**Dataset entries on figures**
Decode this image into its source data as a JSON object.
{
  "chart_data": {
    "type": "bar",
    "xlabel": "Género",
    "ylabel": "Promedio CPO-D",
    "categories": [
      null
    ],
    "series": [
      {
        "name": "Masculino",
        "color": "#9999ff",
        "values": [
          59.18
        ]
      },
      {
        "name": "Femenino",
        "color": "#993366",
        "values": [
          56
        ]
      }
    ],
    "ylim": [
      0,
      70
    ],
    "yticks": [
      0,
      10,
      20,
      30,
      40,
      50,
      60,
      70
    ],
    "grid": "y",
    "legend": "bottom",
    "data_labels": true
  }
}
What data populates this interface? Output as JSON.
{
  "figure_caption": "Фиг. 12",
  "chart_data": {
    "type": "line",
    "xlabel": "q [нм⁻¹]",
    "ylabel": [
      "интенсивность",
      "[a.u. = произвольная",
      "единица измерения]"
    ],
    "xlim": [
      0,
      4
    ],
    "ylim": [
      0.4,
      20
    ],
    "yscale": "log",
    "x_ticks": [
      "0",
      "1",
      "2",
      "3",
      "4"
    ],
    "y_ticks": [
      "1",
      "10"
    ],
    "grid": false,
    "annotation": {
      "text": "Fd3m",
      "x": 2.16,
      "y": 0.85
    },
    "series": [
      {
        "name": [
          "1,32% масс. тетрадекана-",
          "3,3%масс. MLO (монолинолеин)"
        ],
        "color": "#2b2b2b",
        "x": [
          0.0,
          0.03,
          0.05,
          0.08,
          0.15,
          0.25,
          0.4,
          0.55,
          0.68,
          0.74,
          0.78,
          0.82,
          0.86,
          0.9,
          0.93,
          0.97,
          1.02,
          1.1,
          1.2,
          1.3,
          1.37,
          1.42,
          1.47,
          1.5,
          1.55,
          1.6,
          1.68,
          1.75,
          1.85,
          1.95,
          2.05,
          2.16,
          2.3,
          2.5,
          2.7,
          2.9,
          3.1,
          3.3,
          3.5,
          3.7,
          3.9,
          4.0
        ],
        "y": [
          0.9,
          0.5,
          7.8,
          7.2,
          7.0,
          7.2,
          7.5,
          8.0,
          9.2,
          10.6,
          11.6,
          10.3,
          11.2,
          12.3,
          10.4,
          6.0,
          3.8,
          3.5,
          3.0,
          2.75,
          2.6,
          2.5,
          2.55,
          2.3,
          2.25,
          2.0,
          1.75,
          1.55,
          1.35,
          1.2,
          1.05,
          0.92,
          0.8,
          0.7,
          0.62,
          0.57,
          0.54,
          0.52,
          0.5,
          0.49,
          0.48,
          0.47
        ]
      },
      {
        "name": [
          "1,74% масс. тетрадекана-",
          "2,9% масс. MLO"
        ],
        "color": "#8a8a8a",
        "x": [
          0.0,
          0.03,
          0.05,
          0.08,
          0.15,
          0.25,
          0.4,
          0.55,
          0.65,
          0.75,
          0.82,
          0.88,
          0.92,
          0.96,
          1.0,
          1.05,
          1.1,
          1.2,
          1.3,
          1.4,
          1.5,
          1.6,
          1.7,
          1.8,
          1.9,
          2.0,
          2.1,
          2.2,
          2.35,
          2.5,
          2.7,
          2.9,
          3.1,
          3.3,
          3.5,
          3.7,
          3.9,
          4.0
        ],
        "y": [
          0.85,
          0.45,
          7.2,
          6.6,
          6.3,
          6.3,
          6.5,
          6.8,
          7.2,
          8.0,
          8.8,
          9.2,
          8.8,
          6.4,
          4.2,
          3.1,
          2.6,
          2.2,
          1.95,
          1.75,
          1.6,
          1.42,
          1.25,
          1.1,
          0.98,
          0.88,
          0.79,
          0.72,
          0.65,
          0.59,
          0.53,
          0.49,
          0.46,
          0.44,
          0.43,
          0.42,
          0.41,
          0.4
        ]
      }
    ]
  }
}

**Your goal**
Check each line above for the word "name" and say how many have it, with nothing else.

**Finished exercise**
4